• [GIVEN PROBLEM]
Every line of the data that contains the string "color" must be copied.

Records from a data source
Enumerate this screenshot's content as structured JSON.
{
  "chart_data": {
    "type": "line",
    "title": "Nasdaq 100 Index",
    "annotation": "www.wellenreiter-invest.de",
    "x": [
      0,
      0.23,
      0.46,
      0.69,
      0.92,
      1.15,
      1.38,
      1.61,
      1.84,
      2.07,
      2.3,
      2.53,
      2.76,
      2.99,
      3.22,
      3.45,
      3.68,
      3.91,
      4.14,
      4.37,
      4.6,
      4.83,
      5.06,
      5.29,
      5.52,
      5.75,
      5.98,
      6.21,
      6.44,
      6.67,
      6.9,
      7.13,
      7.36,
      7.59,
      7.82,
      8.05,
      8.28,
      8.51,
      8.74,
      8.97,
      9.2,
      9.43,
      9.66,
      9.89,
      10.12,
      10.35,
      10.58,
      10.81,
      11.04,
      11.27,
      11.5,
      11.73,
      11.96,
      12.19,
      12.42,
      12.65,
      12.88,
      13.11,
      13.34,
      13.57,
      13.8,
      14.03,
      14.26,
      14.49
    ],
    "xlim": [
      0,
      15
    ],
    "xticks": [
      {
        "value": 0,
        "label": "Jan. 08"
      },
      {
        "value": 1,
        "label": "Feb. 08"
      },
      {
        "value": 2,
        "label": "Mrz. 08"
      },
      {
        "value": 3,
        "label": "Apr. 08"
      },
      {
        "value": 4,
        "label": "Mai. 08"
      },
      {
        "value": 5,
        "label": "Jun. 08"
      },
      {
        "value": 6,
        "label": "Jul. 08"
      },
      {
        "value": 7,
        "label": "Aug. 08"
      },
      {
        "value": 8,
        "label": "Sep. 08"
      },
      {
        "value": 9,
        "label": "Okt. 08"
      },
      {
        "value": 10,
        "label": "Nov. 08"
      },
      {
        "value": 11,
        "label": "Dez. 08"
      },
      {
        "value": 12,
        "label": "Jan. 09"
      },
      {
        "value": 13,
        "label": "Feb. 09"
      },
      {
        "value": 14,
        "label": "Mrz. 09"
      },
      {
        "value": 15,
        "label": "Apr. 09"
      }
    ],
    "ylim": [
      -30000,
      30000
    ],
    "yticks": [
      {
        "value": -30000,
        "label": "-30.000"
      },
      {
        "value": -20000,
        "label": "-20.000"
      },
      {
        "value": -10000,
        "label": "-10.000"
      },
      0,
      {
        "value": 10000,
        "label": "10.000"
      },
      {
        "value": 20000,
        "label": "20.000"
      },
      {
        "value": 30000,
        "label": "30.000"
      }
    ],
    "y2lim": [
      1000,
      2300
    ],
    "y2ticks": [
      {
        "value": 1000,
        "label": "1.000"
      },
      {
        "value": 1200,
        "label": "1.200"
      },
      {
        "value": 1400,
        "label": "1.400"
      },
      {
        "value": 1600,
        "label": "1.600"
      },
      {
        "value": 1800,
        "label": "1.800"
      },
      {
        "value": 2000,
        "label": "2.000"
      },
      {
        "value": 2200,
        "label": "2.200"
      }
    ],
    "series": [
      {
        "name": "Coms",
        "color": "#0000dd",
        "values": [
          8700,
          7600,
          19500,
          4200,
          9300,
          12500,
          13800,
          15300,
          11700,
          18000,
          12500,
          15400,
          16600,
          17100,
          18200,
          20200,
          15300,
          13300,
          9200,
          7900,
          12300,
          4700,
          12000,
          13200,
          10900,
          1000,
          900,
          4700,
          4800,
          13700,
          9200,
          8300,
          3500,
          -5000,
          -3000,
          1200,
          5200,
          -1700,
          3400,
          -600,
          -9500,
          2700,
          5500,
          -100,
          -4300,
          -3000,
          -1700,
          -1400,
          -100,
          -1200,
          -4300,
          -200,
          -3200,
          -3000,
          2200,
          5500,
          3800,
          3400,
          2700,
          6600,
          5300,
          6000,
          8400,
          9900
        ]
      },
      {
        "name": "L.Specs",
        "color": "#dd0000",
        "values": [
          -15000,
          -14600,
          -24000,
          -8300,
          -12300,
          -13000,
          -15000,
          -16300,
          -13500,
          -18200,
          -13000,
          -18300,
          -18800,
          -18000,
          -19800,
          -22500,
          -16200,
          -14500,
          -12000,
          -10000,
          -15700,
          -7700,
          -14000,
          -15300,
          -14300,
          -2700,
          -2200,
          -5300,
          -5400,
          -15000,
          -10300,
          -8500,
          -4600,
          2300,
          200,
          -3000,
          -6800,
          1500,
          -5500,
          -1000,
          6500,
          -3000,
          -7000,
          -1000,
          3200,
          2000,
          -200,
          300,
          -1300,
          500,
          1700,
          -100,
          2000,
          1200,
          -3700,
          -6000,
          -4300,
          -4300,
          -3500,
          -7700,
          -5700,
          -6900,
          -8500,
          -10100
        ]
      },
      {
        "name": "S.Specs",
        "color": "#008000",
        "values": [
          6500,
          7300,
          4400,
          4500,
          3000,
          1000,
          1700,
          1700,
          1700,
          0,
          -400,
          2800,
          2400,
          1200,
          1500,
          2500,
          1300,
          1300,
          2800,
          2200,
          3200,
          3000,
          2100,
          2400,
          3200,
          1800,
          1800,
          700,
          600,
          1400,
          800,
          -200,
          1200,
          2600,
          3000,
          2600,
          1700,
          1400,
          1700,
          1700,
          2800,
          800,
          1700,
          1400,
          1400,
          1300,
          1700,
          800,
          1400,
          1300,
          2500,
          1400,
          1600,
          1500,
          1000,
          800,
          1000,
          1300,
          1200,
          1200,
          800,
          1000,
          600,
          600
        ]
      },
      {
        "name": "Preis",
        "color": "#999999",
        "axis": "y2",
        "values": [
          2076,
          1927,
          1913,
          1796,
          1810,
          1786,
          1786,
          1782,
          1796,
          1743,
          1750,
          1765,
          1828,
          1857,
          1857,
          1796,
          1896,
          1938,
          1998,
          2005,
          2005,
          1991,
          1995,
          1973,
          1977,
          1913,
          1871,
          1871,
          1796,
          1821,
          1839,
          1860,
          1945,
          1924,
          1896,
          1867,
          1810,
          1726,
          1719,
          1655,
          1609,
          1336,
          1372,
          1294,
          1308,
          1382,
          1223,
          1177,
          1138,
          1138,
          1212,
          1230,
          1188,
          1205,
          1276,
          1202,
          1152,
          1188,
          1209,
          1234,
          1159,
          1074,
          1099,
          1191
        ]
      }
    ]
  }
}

• [SOLUTION FOR THIS EXERCISE]
        "color": "#0000dd",
        "color": "#dd0000",
        "color": "#008000",
        "color": "#999999",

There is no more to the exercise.